* _Available data_

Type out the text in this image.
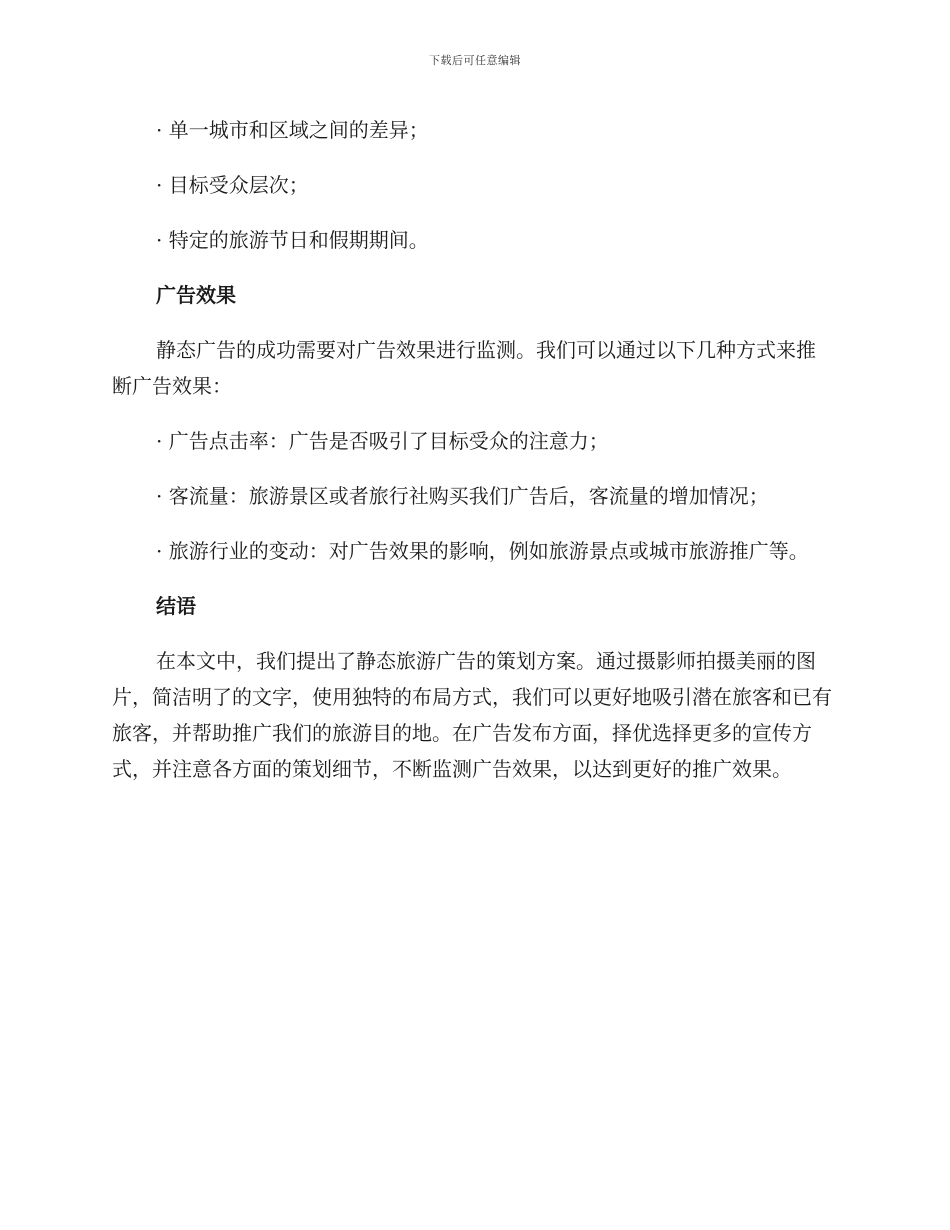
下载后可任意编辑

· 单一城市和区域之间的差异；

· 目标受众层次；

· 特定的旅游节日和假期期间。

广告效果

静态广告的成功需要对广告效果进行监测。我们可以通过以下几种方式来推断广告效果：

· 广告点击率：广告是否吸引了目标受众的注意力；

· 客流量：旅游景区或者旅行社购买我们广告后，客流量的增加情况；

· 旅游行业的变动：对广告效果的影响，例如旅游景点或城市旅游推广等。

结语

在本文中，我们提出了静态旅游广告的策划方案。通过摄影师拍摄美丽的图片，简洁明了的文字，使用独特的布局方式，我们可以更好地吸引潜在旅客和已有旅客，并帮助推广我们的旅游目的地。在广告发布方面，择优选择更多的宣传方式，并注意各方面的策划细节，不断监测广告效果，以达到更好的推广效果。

* _What to work on_
Above are records to transcribe exactly; leave their pictures out.

* _Solution to the exercise_
Type out the text in this image.
下载后可任意编辑

· 单一城市和区域之间的差异；

· 目标受众层次；

· 特定的旅游节日和假期期间。

广告效果

静态广告的成功需要对广告效果进行监测。我们可以通过以下几种方式来推断广告效果：

· 广告点击率：广告是否吸引了目标受众的注意力；

· 客流量：旅游景区或者旅行社购买我们广告后，客流量的增加情况；

· 旅游行业的变动：对广告效果的影响，例如旅游景点或城市旅游推广等。

结语

在本文中，我们提出了静态旅游广告的策划方案。通过摄影师拍摄美丽的图片，简洁明了的文字，使用独特的布局方式，我们可以更好地吸引潜在旅客和已有旅客，并帮助推广我们的旅游目的地。在广告发布方面，择优选择更多的宣传方式，并注意各方面的策划细节，不断监测广告效果，以达到更好的推广效果。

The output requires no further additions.